## WHAT THE TASK ASKS
Print the lines of the records between the one holding "log-timestamp: 04:34:58.512 [5, 402, 111, 419]" and the one holding "date-range-text[interactable]: Last 1", inclusive, copying them exactly.
>> start RECORDS SUPPLIED
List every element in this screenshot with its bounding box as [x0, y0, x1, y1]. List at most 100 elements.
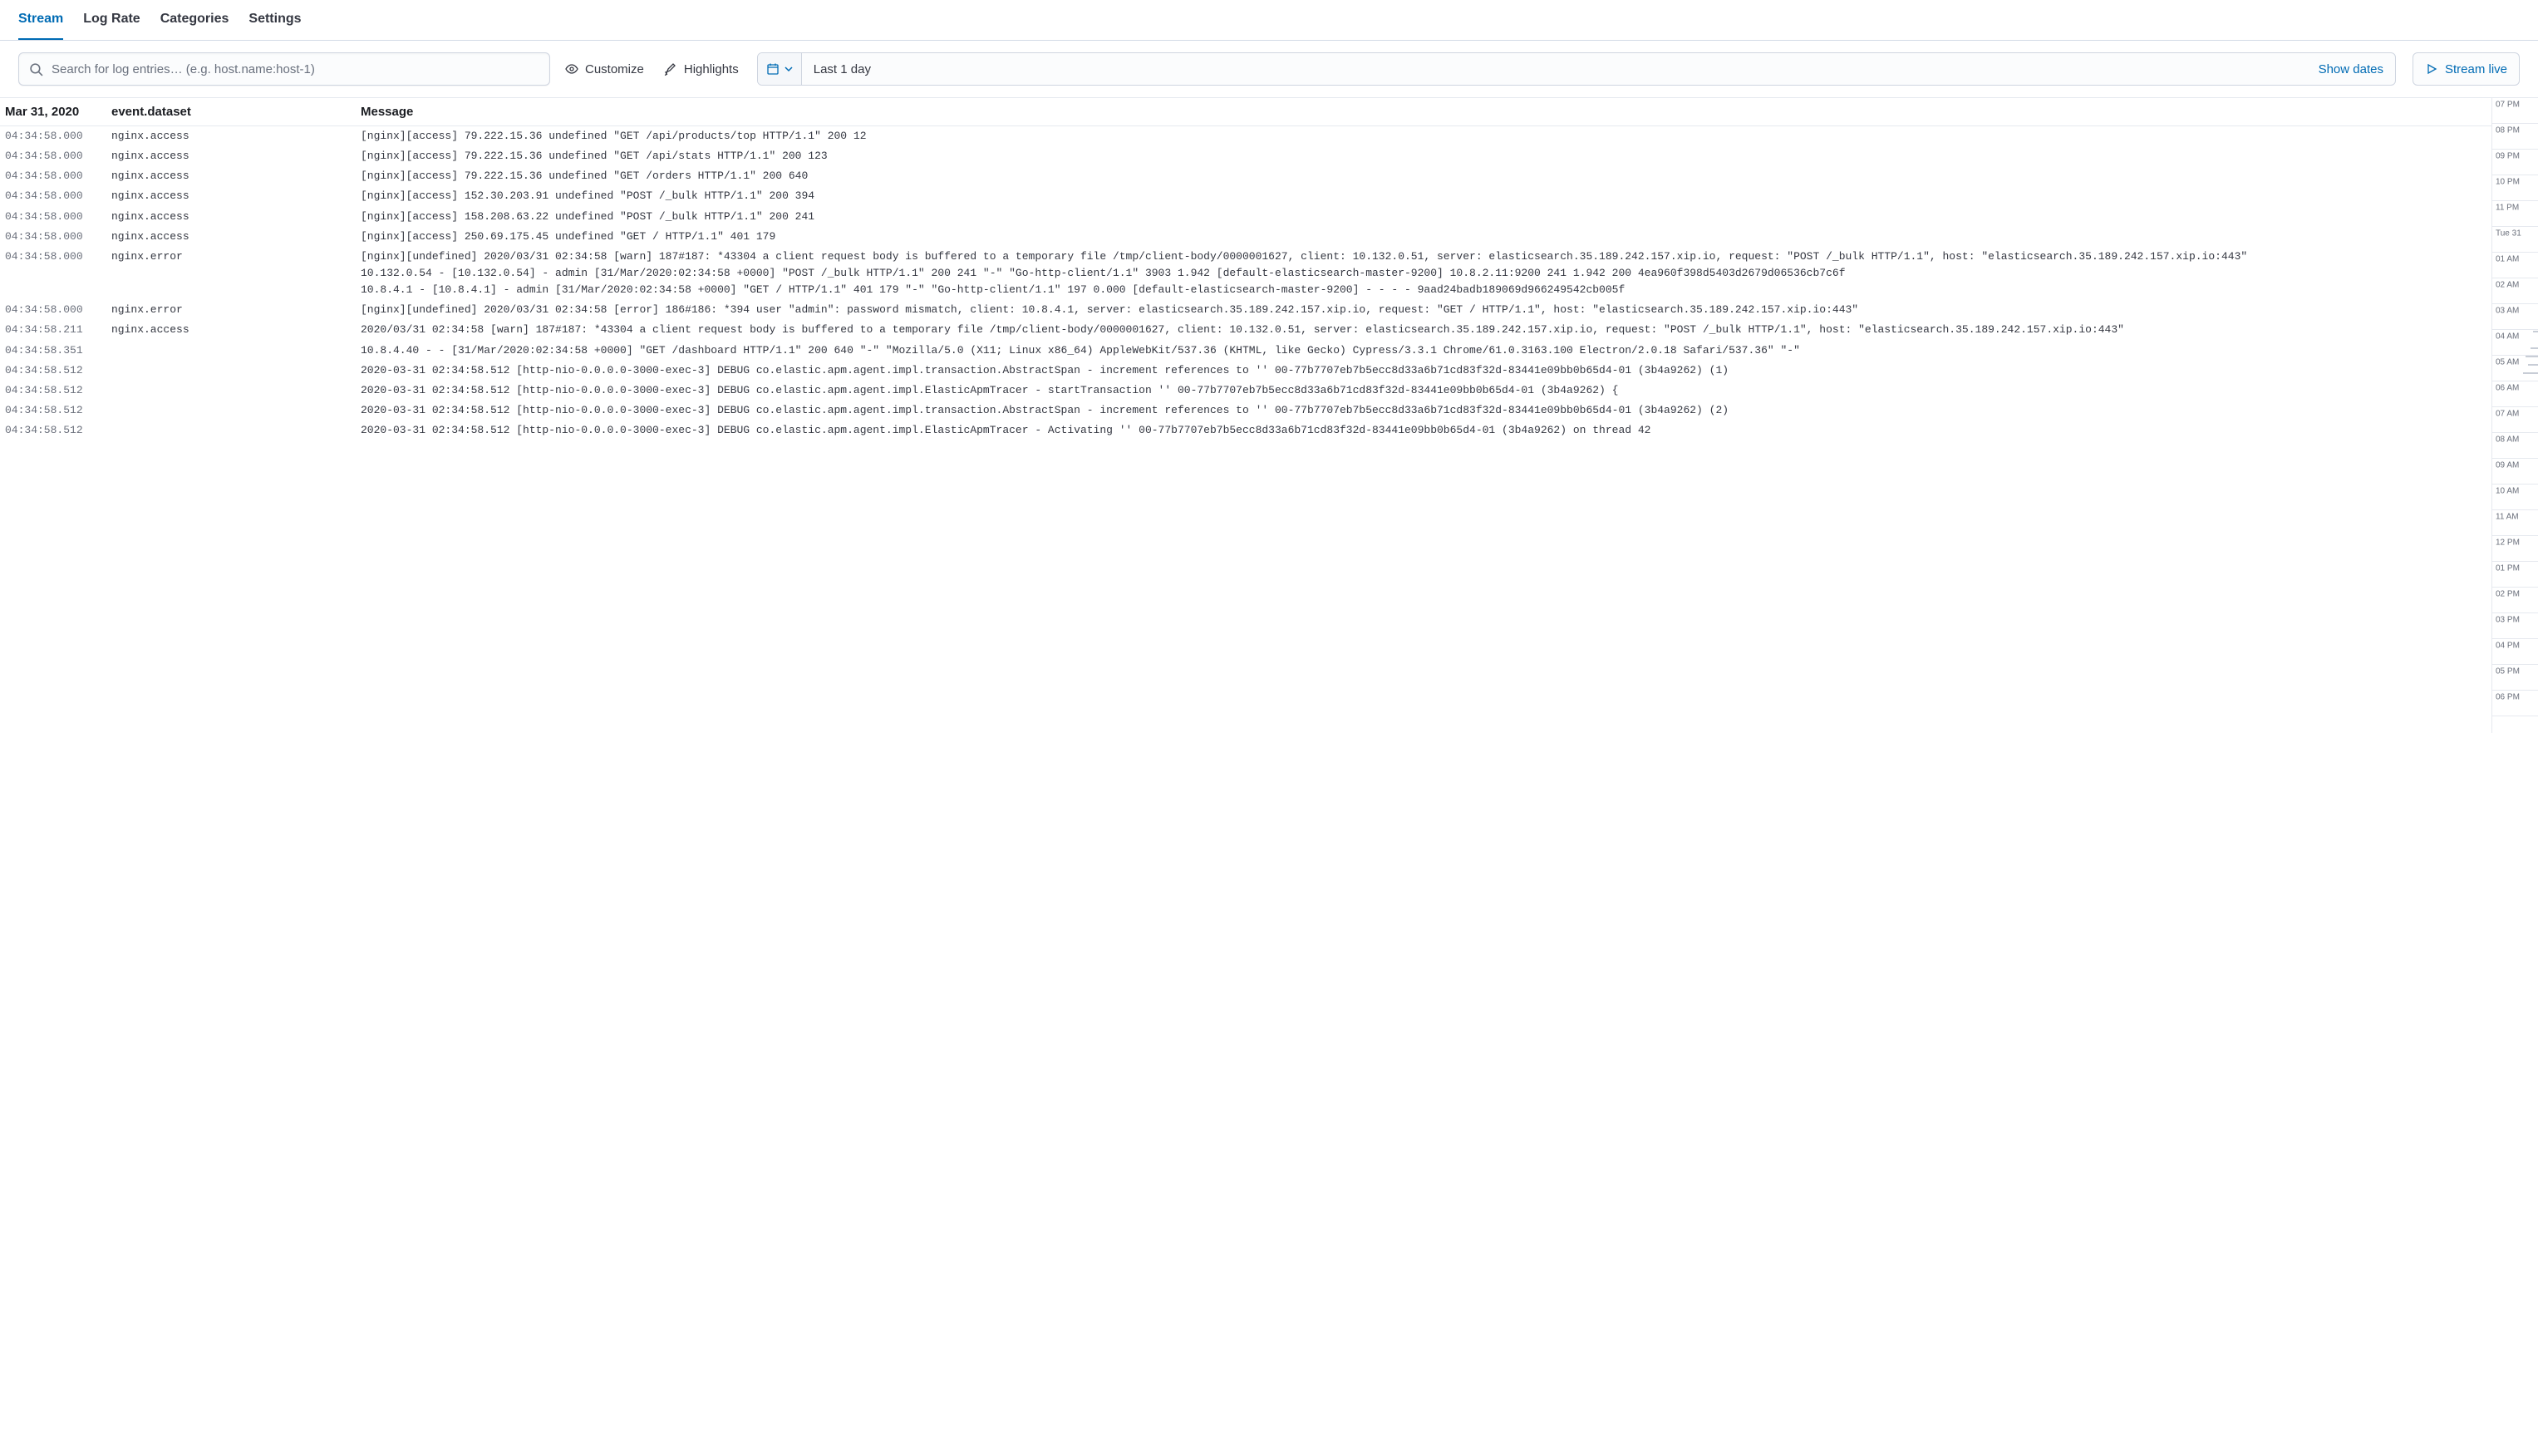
log-timestamp: 04:34:58.512 [5, 402, 111, 419]
log-timestamp: 04:34:58.000 [5, 128, 111, 145]
log-dataset: nginx.error [111, 248, 361, 298]
log-message: [nginx][access] 79.222.15.36 undefined "… [361, 128, 2491, 145]
log-area: Mar 31, 2020 event.dataset Message 04:34… [0, 98, 2491, 733]
log-row[interactable]: 04:34:58.000nginx.error[nginx][undefined… [0, 300, 2491, 320]
minimap-tick-label: 04 AM [2496, 332, 2519, 342]
tab-categories[interactable]: Categories [160, 0, 229, 40]
minimap-tick-label: 03 AM [2496, 307, 2519, 316]
eye-icon [565, 62, 578, 76]
log-dataset: nginx.access [111, 209, 361, 225]
minimap-tick-label: 11 PM [2496, 204, 2519, 213]
tabs-bar: Stream Log Rate Categories Settings [0, 0, 2538, 41]
date-range-text[interactable]: Last 1 day [802, 53, 2307, 85]
highlights-button[interactable]: Highlights [659, 57, 744, 81]
customize-label: Customize [585, 62, 644, 76]
minimap-tick-label: 12 PM [2496, 539, 2520, 548]
log-message: 2020-03-31 02:34:58.512 [http-nio-0.0.0.… [361, 362, 2491, 379]
play-icon [2425, 62, 2438, 76]
minimap-density-bar [2526, 356, 2538, 357]
log-timestamp: 04:34:58.351 [5, 342, 111, 359]
log-row[interactable]: 04:34:58.000nginx.access[nginx][access] … [0, 207, 2491, 227]
log-dataset: nginx.access [111, 229, 361, 245]
minimap-tick-label: 10 AM [2496, 487, 2519, 496]
log-row[interactable]: 04:34:58.35110.8.4.40 - - [31/Mar/2020:0… [0, 341, 2491, 361]
log-dataset [111, 402, 361, 419]
time-minimap[interactable]: 07 PM08 PM09 PM10 PM11 PMTue 3101 AM02 A… [2491, 98, 2538, 733]
minimap-density-bar [2531, 347, 2538, 349]
minimap-tick-label: 05 PM [2496, 667, 2520, 676]
tab-log-rate[interactable]: Log Rate [83, 0, 140, 40]
log-dataset: nginx.access [111, 148, 361, 165]
tab-stream[interactable]: Stream [18, 0, 63, 40]
log-row[interactable]: 04:34:58.5122020-03-31 02:34:58.512 [htt… [0, 401, 2491, 421]
minimap-tick-label: 06 AM [2496, 384, 2519, 393]
log-timestamp: 04:34:58.211 [5, 322, 111, 338]
log-timestamp: 04:34:58.000 [5, 229, 111, 245]
minimap-tick-label: 09 PM [2496, 152, 2520, 161]
log-message: [nginx][access] 250.69.175.45 undefined … [361, 229, 2491, 245]
log-dataset: nginx.error [111, 302, 361, 318]
minimap-density-bar [2523, 372, 2538, 374]
log-row[interactable]: 04:34:58.512 2020-03-31 02:34:58.512 [htt… [0, 421, 2491, 440]
minimap-tick-label: 11 AM [2496, 513, 2519, 522]
log-message: [nginx][undefined] 2020/03/31 02:34:58 [… [361, 248, 2491, 298]
log-row[interactable]: 04:34:58.000nginx.access[nginx][access] … [0, 166, 2491, 186]
log-row[interactable]: 04:34:58.211nginx.access2020/03/31 02:34… [0, 320, 2491, 340]
toolbar: Customize Highlights Last 1 day Show dat… [0, 41, 2538, 98]
log-timestamp: 04:34:58.000 [5, 168, 111, 184]
tab-settings[interactable]: Settings [248, 0, 301, 40]
log-dataset: nginx.access [111, 168, 361, 184]
date-range-group: Last 1 day Show dates [757, 52, 2396, 86]
log-message: 2020-03-31 02:34:58.512 [http-nio-0.0.0.… [361, 382, 2491, 399]
content-area: Mar 31, 2020 event.dataset Message 04:34… [0, 98, 2538, 733]
log-message: [nginx][access] 79.222.15.36 undefined "… [361, 168, 2491, 184]
log-column-headers: Mar 31, 2020 event.dataset Message [0, 98, 2491, 126]
minimap-tick-label: Tue 31 [2496, 229, 2521, 239]
log-row[interactable]: 04:34:58.512 2020-03-31 02:34:58.512 [htt… [0, 361, 2491, 381]
minimap-tick-label: 07 AM [2496, 410, 2519, 419]
minimap-tick-label: 02 PM [2496, 590, 2520, 599]
log-timestamp: 04:34:58.512 [5, 382, 111, 399]
minimap-tick-label: 10 PM [2496, 178, 2520, 187]
log-timestamp: 04:34:58.000 [5, 209, 111, 225]
minimap-tick-label: 08 PM [2496, 126, 2520, 135]
minimap-tick-label: 06 PM [2496, 693, 2520, 702]
log-rows-container[interactable]: 04:34:58.000nginx.access[nginx][access] … [0, 126, 2491, 440]
date-picker-button[interactable] [758, 53, 802, 85]
log-row[interactable]: 04:34:58.000nginx.error[nginx][undefined… [0, 247, 2491, 300]
log-dataset [111, 342, 361, 359]
stream-live-button[interactable]: Stream live [2413, 52, 2520, 86]
log-dataset [111, 362, 361, 379]
minimap-tick-label: 05 AM [2496, 358, 2519, 367]
log-row[interactable]: 04:34:58.512 2020-03-31 02:34:58.512 [htt… [0, 381, 2491, 401]
search-input[interactable] [52, 62, 539, 76]
log-row[interactable]: 04:34:58.000nginx.access[nginx][access] … [0, 146, 2491, 166]
log-dataset: nginx.access [111, 188, 361, 204]
search-box[interactable] [18, 52, 550, 86]
log-dataset: nginx.access [111, 128, 361, 145]
log-timestamp: 04:34:58.000 [5, 248, 111, 298]
log-timestamp: 04:34:58.512 [5, 422, 111, 439]
log-timestamp: 04:34:58.512 [5, 362, 111, 379]
minimap-tick-label: 02 AM [2496, 281, 2519, 290]
log-message: [nginx][access] 79.222.15.36 undefined "… [361, 148, 2491, 165]
log-dataset [111, 382, 361, 399]
log-row[interactable]: 04:34:58.000nginx.access[nginx][access] … [0, 186, 2491, 206]
log-message: 2020/03/31 02:34:58 [warn] 187#187: *433… [361, 322, 2491, 338]
search-icon [29, 62, 43, 76]
minimap-density-bar [2528, 364, 2538, 366]
minimap-tick-label: 09 AM [2496, 461, 2519, 470]
log-row[interactable]: 04:34:58.000nginx.access[nginx][access] … [0, 126, 2491, 146]
chevron-down-icon [785, 65, 793, 73]
show-dates-button[interactable]: Show dates [2307, 53, 2395, 85]
log-timestamp: 04:34:58.000 [5, 302, 111, 318]
highlights-label: Highlights [684, 62, 739, 76]
log-message: 2020-03-31 02:34:58.512 [http-nio-0.0.0.… [361, 422, 2491, 439]
column-header-message: Message [361, 105, 2491, 119]
log-dataset: nginx.access [111, 322, 361, 338]
customize-button[interactable]: Customize [560, 57, 649, 81]
column-header-time: Mar 31, 2020 [5, 105, 111, 119]
calendar-icon [766, 62, 780, 76]
minimap-tick-label: 07 PM [2496, 101, 2520, 110]
log-row[interactable]: 04:34:58.000nginx.access[nginx][access] … [0, 227, 2491, 247]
>> end RECORDS SUPPLIED
## ANSWER FOR THIS EXERCISE
log-timestamp: 04:34:58.512 [5, 402, 111, 419]
log-timestamp: 04:34:58.000 [5, 128, 111, 145]
log-dataset: nginx.error [111, 248, 361, 298]
log-message: [nginx][access] 79.222.15.36 undefined "… [361, 128, 2491, 145]
log-area: Mar 31, 2020 event.dataset Message 04:34… [0, 98, 2491, 733]
log-row[interactable]: 04:34:58.000nginx.error[nginx][undefined… [0, 300, 2491, 320]
minimap-tick-label: 04 AM [2496, 332, 2519, 342]
tab-categories[interactable]: Categories [160, 0, 229, 40]
minimap-tick-label: 03 AM [2496, 307, 2519, 316]
eye-icon [565, 62, 578, 76]
log-dataset: nginx.access [111, 209, 361, 225]
minimap-tick-label: 11 PM [2496, 204, 2519, 213]
tabs-bar: Stream Log Rate Categories Settings [0, 0, 2538, 41]
date-range-text[interactable]: Last 1 day [802, 53, 2307, 85]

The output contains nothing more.